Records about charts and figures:
__________
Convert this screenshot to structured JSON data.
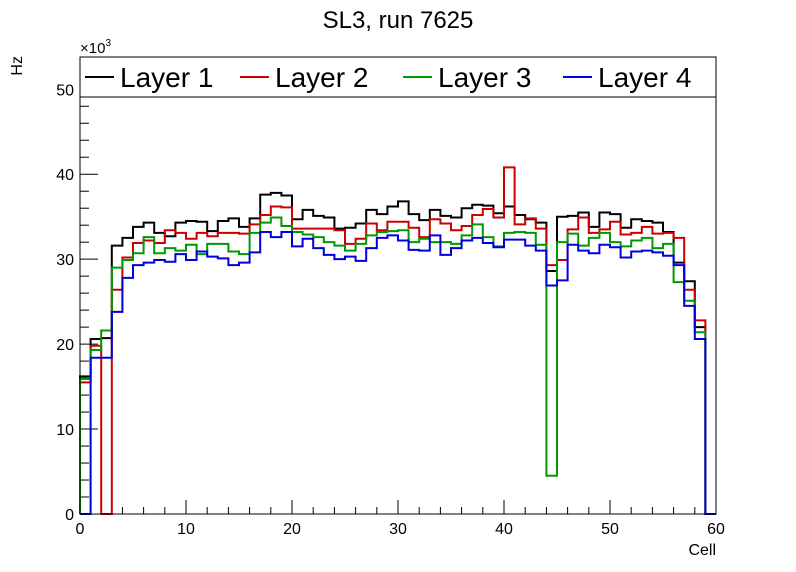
{
  "chart_data": {
    "type": "line",
    "style": "step-histogram",
    "title": "SL3, run 7625",
    "xlabel": "Cell",
    "ylabel": "Hz",
    "y_multiplier": "×10",
    "y_multiplier_exp": "3",
    "xlim": [
      0,
      60
    ],
    "ylim": [
      0,
      53.8
    ],
    "x_ticks": [
      "0",
      "10",
      "20",
      "30",
      "40",
      "50",
      "60"
    ],
    "y_ticks": [
      "0",
      "10",
      "20",
      "30",
      "40",
      "50"
    ],
    "grid": false,
    "legend_placement": "top",
    "series": [
      {
        "name": "Layer 1",
        "color": "#000000",
        "values": [
          16.2,
          20.6,
          20.7,
          31.6,
          32.5,
          33.8,
          34.3,
          33.1,
          32.7,
          34.3,
          34.5,
          34.4,
          33.3,
          34.5,
          34.8,
          33.8,
          34.8,
          37.6,
          37.8,
          37.5,
          34.7,
          35.8,
          35.1,
          34.9,
          33.6,
          33.7,
          34.2,
          35.8,
          35.3,
          36.2,
          36.8,
          35.3,
          34.6,
          35.8,
          35.1,
          34.9,
          36.0,
          36.4,
          36.3,
          35.4,
          36.2,
          35.2,
          34.7,
          34.3,
          28.6,
          35.0,
          35.1,
          35.5,
          33.8,
          35.5,
          35.3,
          33.7,
          34.7,
          34.5,
          34.3,
          33.2,
          29.6,
          27.4,
          22.0,
          0
        ]
      },
      {
        "name": "Layer 2",
        "color": "#cc0000",
        "values": [
          15.5,
          19.8,
          0,
          26.4,
          30.2,
          31.9,
          32.2,
          31.9,
          33.4,
          33.1,
          32.4,
          33.1,
          32.7,
          33.1,
          33.1,
          33.0,
          34.1,
          35.2,
          36.2,
          36.1,
          33.6,
          33.6,
          33.6,
          33.6,
          33.4,
          31.8,
          32.4,
          34.2,
          33.4,
          34.4,
          34.4,
          33.7,
          32.6,
          34.7,
          34.2,
          33.4,
          33.9,
          35.2,
          35.9,
          34.9,
          40.8,
          34.1,
          34.8,
          33.6,
          29.3,
          29.9,
          33.5,
          34.9,
          33.1,
          33.5,
          34.4,
          32.9,
          33.1,
          33.8,
          33.0,
          33.1,
          32.5,
          26.4,
          22.8,
          0
        ]
      },
      {
        "name": "Layer 3",
        "color": "#009900",
        "values": [
          15.9,
          19.3,
          21.6,
          29.0,
          29.9,
          30.7,
          32.6,
          30.7,
          31.3,
          31.0,
          31.7,
          30.6,
          31.8,
          31.8,
          30.9,
          30.6,
          33.1,
          34.3,
          34.9,
          33.9,
          33.2,
          32.9,
          32.6,
          32.0,
          31.6,
          31.0,
          31.8,
          32.8,
          33.2,
          33.3,
          33.4,
          32.0,
          32.4,
          32.0,
          32.0,
          31.8,
          32.8,
          34.1,
          32.6,
          31.5,
          33.1,
          33.2,
          33.1,
          31.7,
          4.5,
          32.0,
          33.0,
          31.6,
          32.5,
          33.1,
          32.0,
          31.5,
          32.2,
          32.5,
          31.3,
          31.8,
          27.3,
          25.1,
          21.4,
          0
        ]
      },
      {
        "name": "Layer 4",
        "color": "#0000dd",
        "values": [
          0,
          18.4,
          18.4,
          23.8,
          27.8,
          29.3,
          29.6,
          29.9,
          29.7,
          30.6,
          29.9,
          30.9,
          30.3,
          30.1,
          29.3,
          29.6,
          30.8,
          33.2,
          32.6,
          33.2,
          31.5,
          32.4,
          31.3,
          30.5,
          30.0,
          30.3,
          29.8,
          31.3,
          32.5,
          32.8,
          32.2,
          31.1,
          31.0,
          32.8,
          30.5,
          31.3,
          32.2,
          32.5,
          31.9,
          31.4,
          32.3,
          32.3,
          31.6,
          31.0,
          26.9,
          27.5,
          31.7,
          31.0,
          30.7,
          31.7,
          31.4,
          30.2,
          30.9,
          31.0,
          30.8,
          30.4,
          29.3,
          24.5,
          20.6,
          0
        ]
      }
    ]
  }
}
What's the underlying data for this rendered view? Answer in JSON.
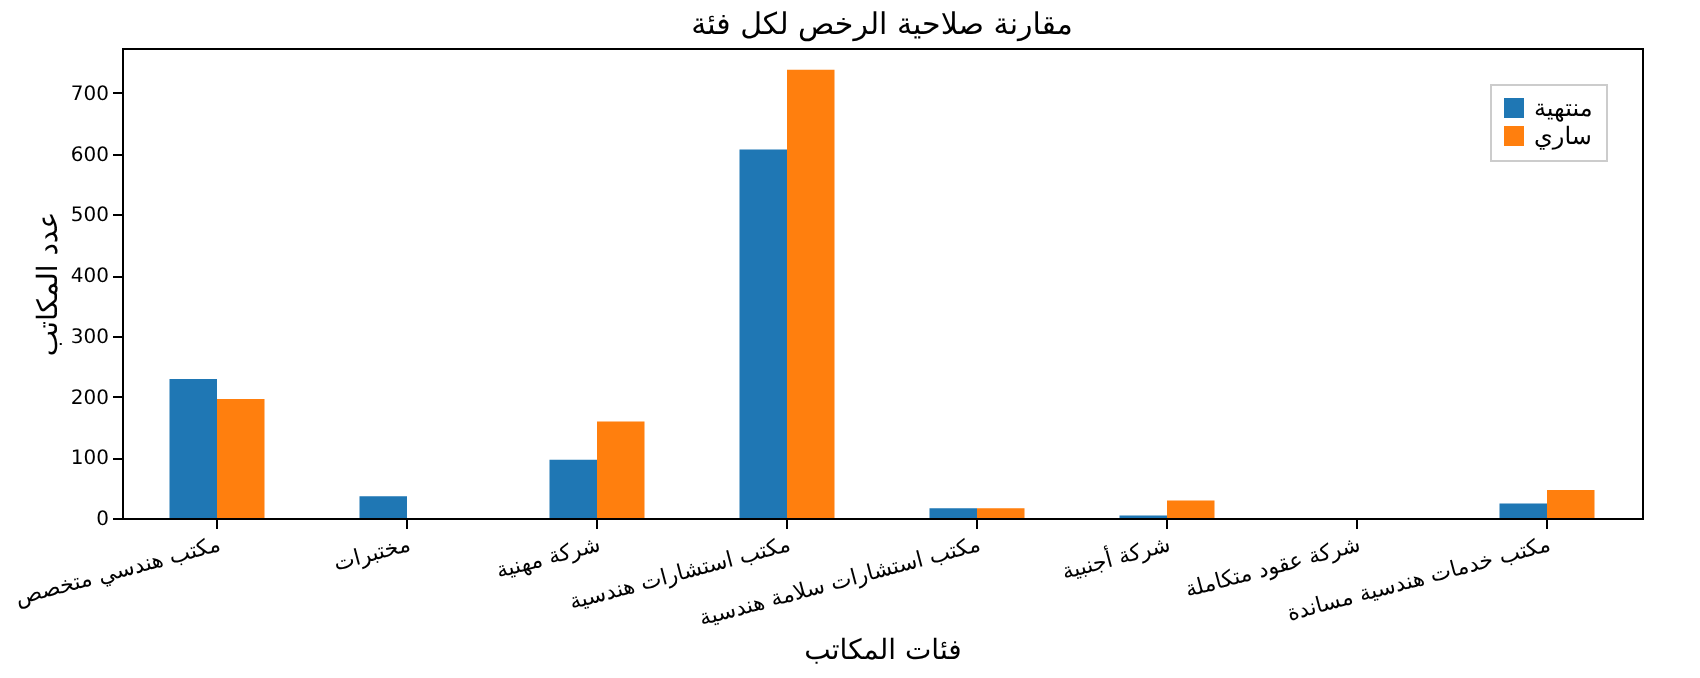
__________
Scan the material for lines with the word "JSON", and copy each line you find.

▶ [WORKED SOLUTION]:
Convert this screenshot to structured JSON data.
What's the underlying data for this rendered view? Answer in JSON.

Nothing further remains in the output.